Structured figure records
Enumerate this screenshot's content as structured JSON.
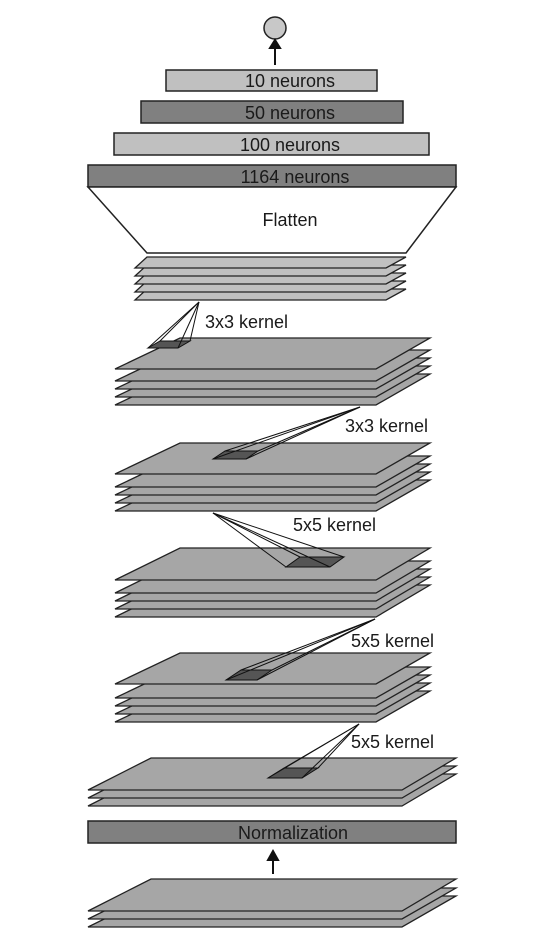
{
  "layers": {
    "dense_10": "10 neurons",
    "dense_50": "50 neurons",
    "dense_100": "100 neurons",
    "dense_1164": "1164 neurons",
    "flatten": "Flatten",
    "normalization": "Normalization"
  },
  "kernels": {
    "conv5": "3x3 kernel",
    "conv4": "3x3 kernel",
    "conv3": "5x5 kernel",
    "conv2": "5x5 kernel",
    "conv1": "5x5 kernel"
  },
  "colors": {
    "light_gray": "#c0c0c0",
    "mid_gray": "#a6a6a6",
    "dark_gray": "#808080",
    "kernel_fill": "#555555",
    "stroke": "#222222"
  }
}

■ **Written problem**: Make an exact reproduction of the listing above, without any pictures.

■ **Response below**:
Enumerate this screenshot's content as structured JSON.
{
  "layers": {
    "dense_10": "10 neurons",
    "dense_50": "50 neurons",
    "dense_100": "100 neurons",
    "dense_1164": "1164 neurons",
    "flatten": "Flatten",
    "normalization": "Normalization"
  },
  "kernels": {
    "conv5": "3x3 kernel",
    "conv4": "3x3 kernel",
    "conv3": "5x5 kernel",
    "conv2": "5x5 kernel",
    "conv1": "5x5 kernel"
  },
  "colors": {
    "light_gray": "#c0c0c0",
    "mid_gray": "#a6a6a6",
    "dark_gray": "#808080",
    "kernel_fill": "#555555",
    "stroke": "#222222"
  }
}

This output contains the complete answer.